## [Goal]
Output the data that follows exactly, line for line.

[Extracted records]

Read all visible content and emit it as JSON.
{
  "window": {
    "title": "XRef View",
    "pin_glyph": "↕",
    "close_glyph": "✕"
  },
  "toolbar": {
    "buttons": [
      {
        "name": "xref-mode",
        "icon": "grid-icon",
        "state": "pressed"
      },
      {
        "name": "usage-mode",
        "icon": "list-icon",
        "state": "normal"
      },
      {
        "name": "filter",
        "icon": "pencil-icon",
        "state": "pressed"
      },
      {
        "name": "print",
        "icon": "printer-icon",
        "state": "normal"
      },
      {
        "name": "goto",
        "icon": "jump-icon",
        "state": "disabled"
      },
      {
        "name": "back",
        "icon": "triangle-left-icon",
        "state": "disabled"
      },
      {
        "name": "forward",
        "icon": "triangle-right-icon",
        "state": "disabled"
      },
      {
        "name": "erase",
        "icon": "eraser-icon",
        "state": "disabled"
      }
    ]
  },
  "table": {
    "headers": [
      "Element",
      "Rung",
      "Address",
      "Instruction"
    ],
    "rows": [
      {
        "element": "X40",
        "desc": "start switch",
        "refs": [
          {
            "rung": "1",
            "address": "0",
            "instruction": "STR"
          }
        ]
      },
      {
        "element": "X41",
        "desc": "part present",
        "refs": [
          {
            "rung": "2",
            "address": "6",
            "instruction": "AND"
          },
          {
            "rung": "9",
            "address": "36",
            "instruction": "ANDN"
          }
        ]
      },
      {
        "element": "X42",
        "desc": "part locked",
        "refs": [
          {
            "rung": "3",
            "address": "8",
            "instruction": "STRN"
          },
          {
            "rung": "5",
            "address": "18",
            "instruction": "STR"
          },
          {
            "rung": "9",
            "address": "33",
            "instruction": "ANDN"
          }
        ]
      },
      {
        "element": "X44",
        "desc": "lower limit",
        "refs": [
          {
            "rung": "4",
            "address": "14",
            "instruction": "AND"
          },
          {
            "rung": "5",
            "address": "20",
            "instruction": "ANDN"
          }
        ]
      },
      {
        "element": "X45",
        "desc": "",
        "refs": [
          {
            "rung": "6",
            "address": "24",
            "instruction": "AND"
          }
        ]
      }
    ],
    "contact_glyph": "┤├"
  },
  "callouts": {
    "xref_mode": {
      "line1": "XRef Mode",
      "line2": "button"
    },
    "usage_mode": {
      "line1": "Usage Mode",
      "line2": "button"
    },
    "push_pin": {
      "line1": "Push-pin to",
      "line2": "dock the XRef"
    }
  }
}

## [The completed task]
Read all visible content and emit it as JSON.
{
  "window": {
    "title": "XRef View",
    "pin_glyph": "↕",
    "close_glyph": "✕"
  },
  "toolbar": {
    "buttons": [
      {
        "name": "xref-mode",
        "icon": "grid-icon",
        "state": "pressed"
      },
      {
        "name": "usage-mode",
        "icon": "list-icon",
        "state": "normal"
      },
      {
        "name": "filter",
        "icon": "pencil-icon",
        "state": "pressed"
      },
      {
        "name": "print",
        "icon": "printer-icon",
        "state": "normal"
      },
      {
        "name": "goto",
        "icon": "jump-icon",
        "state": "disabled"
      },
      {
        "name": "back",
        "icon": "triangle-left-icon",
        "state": "disabled"
      },
      {
        "name": "forward",
        "icon": "triangle-right-icon",
        "state": "disabled"
      },
      {
        "name": "erase",
        "icon": "eraser-icon",
        "state": "disabled"
      }
    ]
  },
  "table": {
    "headers": [
      "Element",
      "Rung",
      "Address",
      "Instruction"
    ],
    "rows": [
      {
        "element": "X40",
        "desc": "start switch",
        "refs": [
          {
            "rung": "1",
            "address": "0",
            "instruction": "STR"
          }
        ]
      },
      {
        "element": "X41",
        "desc": "part present",
        "refs": [
          {
            "rung": "2",
            "address": "6",
            "instruction": "AND"
          },
          {
            "rung": "9",
            "address": "36",
            "instruction": "ANDN"
          }
        ]
      },
      {
        "element": "X42",
        "desc": "part locked",
        "refs": [
          {
            "rung": "3",
            "address": "8",
            "instruction": "STRN"
          },
          {
            "rung": "5",
            "address": "18",
            "instruction": "STR"
          },
          {
            "rung": "9",
            "address": "33",
            "instruction": "ANDN"
          }
        ]
      },
      {
        "element": "X44",
        "desc": "lower limit",
        "refs": [
          {
            "rung": "4",
            "address": "14",
            "instruction": "AND"
          },
          {
            "rung": "5",
            "address": "20",
            "instruction": "ANDN"
          }
        ]
      },
      {
        "element": "X45",
        "desc": "",
        "refs": [
          {
            "rung": "6",
            "address": "24",
            "instruction": "AND"
          }
        ]
      }
    ],
    "contact_glyph": "┤├"
  },
  "callouts": {
    "xref_mode": {
      "line1": "XRef Mode",
      "line2": "button"
    },
    "usage_mode": {
      "line1": "Usage Mode",
      "line2": "button"
    },
    "push_pin": {
      "line1": "Push-pin to",
      "line2": "dock the XRef"
    }
  }
}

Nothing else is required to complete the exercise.